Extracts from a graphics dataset
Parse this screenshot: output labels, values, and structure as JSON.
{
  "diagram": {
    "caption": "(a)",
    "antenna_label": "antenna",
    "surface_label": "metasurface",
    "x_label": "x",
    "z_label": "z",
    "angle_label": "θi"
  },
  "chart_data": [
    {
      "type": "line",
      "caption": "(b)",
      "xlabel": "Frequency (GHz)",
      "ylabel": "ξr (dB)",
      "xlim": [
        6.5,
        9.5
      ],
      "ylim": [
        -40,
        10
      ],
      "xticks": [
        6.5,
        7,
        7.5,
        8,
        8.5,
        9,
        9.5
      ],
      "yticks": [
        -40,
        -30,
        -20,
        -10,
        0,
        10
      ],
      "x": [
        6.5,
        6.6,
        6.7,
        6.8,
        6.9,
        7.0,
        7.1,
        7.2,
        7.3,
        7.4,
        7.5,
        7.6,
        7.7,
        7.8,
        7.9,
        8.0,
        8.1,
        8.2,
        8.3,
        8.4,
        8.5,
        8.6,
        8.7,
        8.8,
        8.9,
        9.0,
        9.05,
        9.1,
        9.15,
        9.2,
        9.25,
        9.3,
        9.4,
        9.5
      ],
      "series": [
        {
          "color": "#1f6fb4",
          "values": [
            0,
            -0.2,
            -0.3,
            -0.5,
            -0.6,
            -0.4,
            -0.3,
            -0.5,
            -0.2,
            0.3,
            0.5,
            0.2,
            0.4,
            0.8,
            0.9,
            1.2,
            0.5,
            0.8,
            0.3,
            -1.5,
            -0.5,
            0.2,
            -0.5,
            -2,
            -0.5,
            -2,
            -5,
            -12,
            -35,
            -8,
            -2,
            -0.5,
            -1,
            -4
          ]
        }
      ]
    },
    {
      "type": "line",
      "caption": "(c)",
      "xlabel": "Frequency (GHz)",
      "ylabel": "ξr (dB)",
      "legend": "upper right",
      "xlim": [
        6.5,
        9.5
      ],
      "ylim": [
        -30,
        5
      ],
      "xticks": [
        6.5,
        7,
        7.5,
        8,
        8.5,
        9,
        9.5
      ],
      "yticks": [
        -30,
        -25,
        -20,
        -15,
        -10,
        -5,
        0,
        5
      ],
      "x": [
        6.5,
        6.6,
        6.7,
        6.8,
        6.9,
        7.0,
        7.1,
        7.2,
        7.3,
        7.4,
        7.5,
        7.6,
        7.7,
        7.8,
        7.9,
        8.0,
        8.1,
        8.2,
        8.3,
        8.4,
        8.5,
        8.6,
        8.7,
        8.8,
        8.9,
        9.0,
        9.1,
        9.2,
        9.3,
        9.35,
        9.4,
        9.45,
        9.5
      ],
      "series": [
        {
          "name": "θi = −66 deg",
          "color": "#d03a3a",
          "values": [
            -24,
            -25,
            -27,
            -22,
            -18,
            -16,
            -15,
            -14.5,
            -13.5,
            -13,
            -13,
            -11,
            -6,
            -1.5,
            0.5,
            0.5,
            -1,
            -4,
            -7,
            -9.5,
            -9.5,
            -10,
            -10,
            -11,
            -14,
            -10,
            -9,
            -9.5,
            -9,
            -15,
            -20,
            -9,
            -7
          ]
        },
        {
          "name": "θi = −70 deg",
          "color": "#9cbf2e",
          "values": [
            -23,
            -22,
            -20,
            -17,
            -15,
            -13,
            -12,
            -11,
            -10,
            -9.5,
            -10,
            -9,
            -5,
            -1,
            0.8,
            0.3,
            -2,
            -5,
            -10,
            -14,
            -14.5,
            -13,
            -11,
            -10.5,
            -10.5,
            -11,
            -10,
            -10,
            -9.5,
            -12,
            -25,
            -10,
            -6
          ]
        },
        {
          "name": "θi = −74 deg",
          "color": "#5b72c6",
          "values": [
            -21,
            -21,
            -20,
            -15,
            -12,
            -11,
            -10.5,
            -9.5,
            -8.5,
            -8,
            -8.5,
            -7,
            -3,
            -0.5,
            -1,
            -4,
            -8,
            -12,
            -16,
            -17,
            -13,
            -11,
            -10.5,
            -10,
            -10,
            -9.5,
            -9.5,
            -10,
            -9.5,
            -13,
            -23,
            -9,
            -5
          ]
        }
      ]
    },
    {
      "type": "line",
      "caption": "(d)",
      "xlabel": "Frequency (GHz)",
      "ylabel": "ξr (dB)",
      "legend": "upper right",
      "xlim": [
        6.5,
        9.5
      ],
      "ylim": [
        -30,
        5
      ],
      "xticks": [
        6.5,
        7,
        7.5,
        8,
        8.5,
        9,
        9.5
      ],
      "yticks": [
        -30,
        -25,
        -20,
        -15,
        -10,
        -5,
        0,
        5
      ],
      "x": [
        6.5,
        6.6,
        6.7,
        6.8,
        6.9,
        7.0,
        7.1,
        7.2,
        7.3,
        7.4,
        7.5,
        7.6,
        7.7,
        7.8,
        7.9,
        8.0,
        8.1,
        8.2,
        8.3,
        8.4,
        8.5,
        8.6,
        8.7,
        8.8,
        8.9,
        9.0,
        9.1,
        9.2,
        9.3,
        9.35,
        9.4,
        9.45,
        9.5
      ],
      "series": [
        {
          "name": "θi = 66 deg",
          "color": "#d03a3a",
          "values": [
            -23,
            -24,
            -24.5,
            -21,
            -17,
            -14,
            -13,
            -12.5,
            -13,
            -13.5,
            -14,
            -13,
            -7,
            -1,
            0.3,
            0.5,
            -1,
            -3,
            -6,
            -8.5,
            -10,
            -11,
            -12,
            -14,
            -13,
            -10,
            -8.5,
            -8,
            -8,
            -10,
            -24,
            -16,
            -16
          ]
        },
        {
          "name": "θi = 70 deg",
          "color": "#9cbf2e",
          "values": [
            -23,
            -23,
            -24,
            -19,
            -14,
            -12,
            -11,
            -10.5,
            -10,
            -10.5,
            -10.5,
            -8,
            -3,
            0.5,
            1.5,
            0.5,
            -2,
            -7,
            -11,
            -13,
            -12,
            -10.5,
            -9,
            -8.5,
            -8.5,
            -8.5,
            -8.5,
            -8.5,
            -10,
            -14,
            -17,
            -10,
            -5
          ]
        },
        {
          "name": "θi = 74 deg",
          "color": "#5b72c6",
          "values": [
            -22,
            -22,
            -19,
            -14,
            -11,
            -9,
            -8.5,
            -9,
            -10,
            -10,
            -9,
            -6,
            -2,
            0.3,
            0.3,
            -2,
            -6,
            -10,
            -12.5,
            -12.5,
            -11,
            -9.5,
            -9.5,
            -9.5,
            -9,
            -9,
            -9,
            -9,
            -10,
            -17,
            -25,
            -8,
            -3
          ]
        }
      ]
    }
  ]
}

> **Written problem**:
Copy out each line exactly as written.

> **Reply**:
Parse this screenshot: output labels, values, and structure as JSON.
{
  "diagram": {
    "caption": "(a)",
    "antenna_label": "antenna",
    "surface_label": "metasurface",
    "x_label": "x",
    "z_label": "z",
    "angle_label": "θi"
  },
  "chart_data": [
    {
      "type": "line",
      "caption": "(b)",
      "xlabel": "Frequency (GHz)",
      "ylabel": "ξr (dB)",
      "xlim": [
        6.5,
        9.5
      ],
      "ylim": [
        -40,
        10
      ],
      "xticks": [
        6.5,
        7,
        7.5,
        8,
        8.5,
        9,
        9.5
      ],
      "yticks": [
        -40,
        -30,
        -20,
        -10,
        0,
        10
      ],
      "x": [
        6.5,
        6.6,
        6.7,
        6.8,
        6.9,
        7.0,
        7.1,
        7.2,
        7.3,
        7.4,
        7.5,
        7.6,
        7.7,
        7.8,
        7.9,
        8.0,
        8.1,
        8.2,
        8.3,
        8.4,
        8.5,
        8.6,
        8.7,
        8.8,
        8.9,
        9.0,
        9.05,
        9.1,
        9.15,
        9.2,
        9.25,
        9.3,
        9.4,
        9.5
      ],
      "series": [
        {
          "color": "#1f6fb4",
          "values": [
            0,
            -0.2,
            -0.3,
            -0.5,
            -0.6,
            -0.4,
            -0.3,
            -0.5,
            -0.2,
            0.3,
            0.5,
            0.2,
            0.4,
            0.8,
            0.9,
            1.2,
            0.5,
            0.8,
            0.3,
            -1.5,
            -0.5,
            0.2,
            -0.5,
            -2,
            -0.5,
            -2,
            -5,
            -12,
            -35,
            -8,
            -2,
            -0.5,
            -1,
            -4
          ]
        }
      ]
    },
    {
      "type": "line",
      "caption": "(c)",
      "xlabel": "Frequency (GHz)",
      "ylabel": "ξr (dB)",
      "legend": "upper right",
      "xlim": [
        6.5,
        9.5
      ],
      "ylim": [
        -30,
        5
      ],
      "xticks": [
        6.5,
        7,
        7.5,
        8,
        8.5,
        9,
        9.5
      ],
      "yticks": [
        -30,
        -25,
        -20,
        -15,
        -10,
        -5,
        0,
        5
      ],
      "x": [
        6.5,
        6.6,
        6.7,
        6.8,
        6.9,
        7.0,
        7.1,
        7.2,
        7.3,
        7.4,
        7.5,
        7.6,
        7.7,
        7.8,
        7.9,
        8.0,
        8.1,
        8.2,
        8.3,
        8.4,
        8.5,
        8.6,
        8.7,
        8.8,
        8.9,
        9.0,
        9.1,
        9.2,
        9.3,
        9.35,
        9.4,
        9.45,
        9.5
      ],
      "series": [
        {
          "name": "θi = −66 deg",
          "color": "#d03a3a",
          "values": [
            -24,
            -25,
            -27,
            -22,
            -18,
            -16,
            -15,
            -14.5,
            -13.5,
            -13,
            -13,
            -11,
            -6,
            -1.5,
            0.5,
            0.5,
            -1,
            -4,
            -7,
            -9.5,
            -9.5,
            -10,
            -10,
            -11,
            -14,
            -10,
            -9,
            -9.5,
            -9,
            -15,
            -20,
            -9,
            -7
          ]
        },
        {
          "name": "θi = −70 deg",
          "color": "#9cbf2e",
          "values": [
            -23,
            -22,
            -20,
            -17,
            -15,
            -13,
            -12,
            -11,
            -10,
            -9.5,
            -10,
            -9,
            -5,
            -1,
            0.8,
            0.3,
            -2,
            -5,
            -10,
            -14,
            -14.5,
            -13,
            -11,
            -10.5,
            -10.5,
            -11,
            -10,
            -10,
            -9.5,
            -12,
            -25,
            -10,
            -6
          ]
        },
        {
          "name": "θi = −74 deg",
          "color": "#5b72c6",
          "values": [
            -21,
            -21,
            -20,
            -15,
            -12,
            -11,
            -10.5,
            -9.5,
            -8.5,
            -8,
            -8.5,
            -7,
            -3,
            -0.5,
            -1,
            -4,
            -8,
            -12,
            -16,
            -17,
            -13,
            -11,
            -10.5,
            -10,
            -10,
            -9.5,
            -9.5,
            -10,
            -9.5,
            -13,
            -23,
            -9,
            -5
          ]
        }
      ]
    },
    {
      "type": "line",
      "caption": "(d)",
      "xlabel": "Frequency (GHz)",
      "ylabel": "ξr (dB)",
      "legend": "upper right",
      "xlim": [
        6.5,
        9.5
      ],
      "ylim": [
        -30,
        5
      ],
      "xticks": [
        6.5,
        7,
        7.5,
        8,
        8.5,
        9,
        9.5
      ],
      "yticks": [
        -30,
        -25,
        -20,
        -15,
        -10,
        -5,
        0,
        5
      ],
      "x": [
        6.5,
        6.6,
        6.7,
        6.8,
        6.9,
        7.0,
        7.1,
        7.2,
        7.3,
        7.4,
        7.5,
        7.6,
        7.7,
        7.8,
        7.9,
        8.0,
        8.1,
        8.2,
        8.3,
        8.4,
        8.5,
        8.6,
        8.7,
        8.8,
        8.9,
        9.0,
        9.1,
        9.2,
        9.3,
        9.35,
        9.4,
        9.45,
        9.5
      ],
      "series": [
        {
          "name": "θi = 66 deg",
          "color": "#d03a3a",
          "values": [
            -23,
            -24,
            -24.5,
            -21,
            -17,
            -14,
            -13,
            -12.5,
            -13,
            -13.5,
            -14,
            -13,
            -7,
            -1,
            0.3,
            0.5,
            -1,
            -3,
            -6,
            -8.5,
            -10,
            -11,
            -12,
            -14,
            -13,
            -10,
            -8.5,
            -8,
            -8,
            -10,
            -24,
            -16,
            -16
          ]
        },
        {
          "name": "θi = 70 deg",
          "color": "#9cbf2e",
          "values": [
            -23,
            -23,
            -24,
            -19,
            -14,
            -12,
            -11,
            -10.5,
            -10,
            -10.5,
            -10.5,
            -8,
            -3,
            0.5,
            1.5,
            0.5,
            -2,
            -7,
            -11,
            -13,
            -12,
            -10.5,
            -9,
            -8.5,
            -8.5,
            -8.5,
            -8.5,
            -8.5,
            -10,
            -14,
            -17,
            -10,
            -5
          ]
        },
        {
          "name": "θi = 74 deg",
          "color": "#5b72c6",
          "values": [
            -22,
            -22,
            -19,
            -14,
            -11,
            -9,
            -8.5,
            -9,
            -10,
            -10,
            -9,
            -6,
            -2,
            0.3,
            0.3,
            -2,
            -6,
            -10,
            -12.5,
            -12.5,
            -11,
            -9.5,
            -9.5,
            -9.5,
            -9,
            -9,
            -9,
            -9,
            -10,
            -17,
            -25,
            -8,
            -3
          ]
        }
      ]
    }
  ]
}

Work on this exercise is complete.